• RECORD SET
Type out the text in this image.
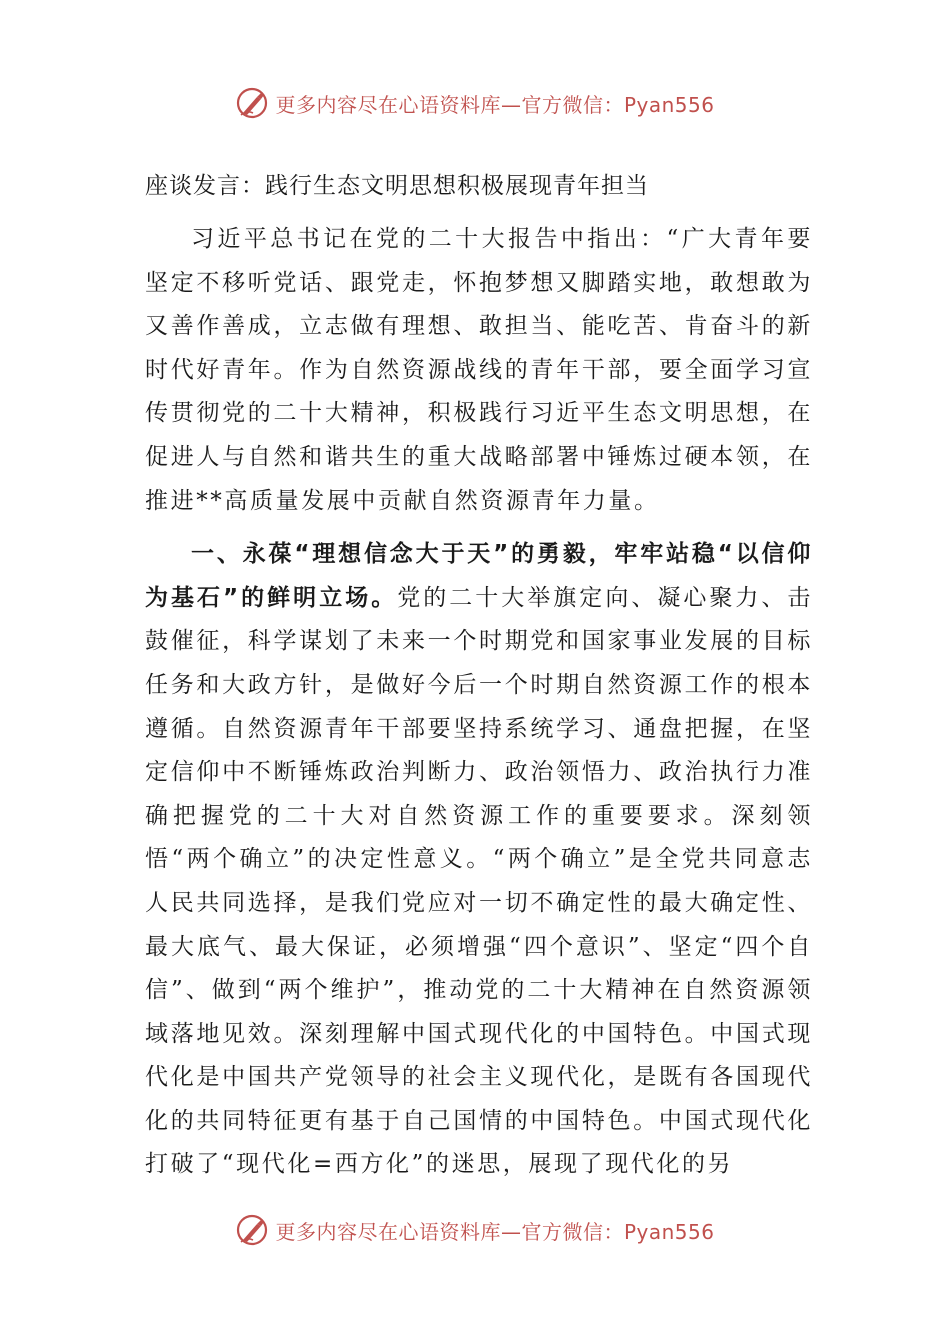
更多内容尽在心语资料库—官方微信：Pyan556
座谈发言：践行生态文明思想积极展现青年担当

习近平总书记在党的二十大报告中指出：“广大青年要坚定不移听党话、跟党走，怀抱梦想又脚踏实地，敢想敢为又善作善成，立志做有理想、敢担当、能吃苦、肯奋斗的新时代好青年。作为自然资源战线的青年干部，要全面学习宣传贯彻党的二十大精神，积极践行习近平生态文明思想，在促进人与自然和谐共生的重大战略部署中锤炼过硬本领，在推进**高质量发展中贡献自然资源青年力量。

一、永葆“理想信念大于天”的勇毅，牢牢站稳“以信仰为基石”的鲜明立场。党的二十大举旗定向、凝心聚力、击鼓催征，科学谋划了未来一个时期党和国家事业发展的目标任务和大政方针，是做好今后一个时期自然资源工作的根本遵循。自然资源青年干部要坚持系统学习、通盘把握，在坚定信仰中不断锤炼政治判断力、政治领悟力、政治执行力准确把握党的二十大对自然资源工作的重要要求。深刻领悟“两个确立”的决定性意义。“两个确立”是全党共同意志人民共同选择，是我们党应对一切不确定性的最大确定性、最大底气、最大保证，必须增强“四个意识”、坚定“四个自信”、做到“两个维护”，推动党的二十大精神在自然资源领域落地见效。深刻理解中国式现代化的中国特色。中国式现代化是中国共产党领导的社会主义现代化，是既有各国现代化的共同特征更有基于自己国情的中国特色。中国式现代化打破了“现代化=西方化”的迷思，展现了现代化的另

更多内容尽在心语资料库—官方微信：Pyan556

• WRITTEN PROBLEM
Copy all the data exactly as written, but skip any picture.

• REPLY
Type out the text in this image.
更多内容尽在心语资料库—官方微信：Pyan556
座谈发言：践行生态文明思想积极展现青年担当

习近平总书记在党的二十大报告中指出：“广大青年要坚定不移听党话、跟党走，怀抱梦想又脚踏实地，敢想敢为又善作善成，立志做有理想、敢担当、能吃苦、肯奋斗的新时代好青年。作为自然资源战线的青年干部，要全面学习宣传贯彻党的二十大精神，积极践行习近平生态文明思想，在促进人与自然和谐共生的重大战略部署中锤炼过硬本领，在推进**高质量发展中贡献自然资源青年力量。

一、永葆“理想信念大于天”的勇毅，牢牢站稳“以信仰为基石”的鲜明立场。党的二十大举旗定向、凝心聚力、击鼓催征，科学谋划了未来一个时期党和国家事业发展的目标任务和大政方针，是做好今后一个时期自然资源工作的根本遵循。自然资源青年干部要坚持系统学习、通盘把握，在坚定信仰中不断锤炼政治判断力、政治领悟力、政治执行力准确把握党的二十大对自然资源工作的重要要求。深刻领悟“两个确立”的决定性意义。“两个确立”是全党共同意志人民共同选择，是我们党应对一切不确定性的最大确定性、最大底气、最大保证，必须增强“四个意识”、坚定“四个自信”、做到“两个维护”，推动党的二十大精神在自然资源领域落地见效。深刻理解中国式现代化的中国特色。中国式现代化是中国共产党领导的社会主义现代化，是既有各国现代化的共同特征更有基于自己国情的中国特色。中国式现代化打破了“现代化=西方化”的迷思，展现了现代化的另

更多内容尽在心语资料库—官方微信：Pyan556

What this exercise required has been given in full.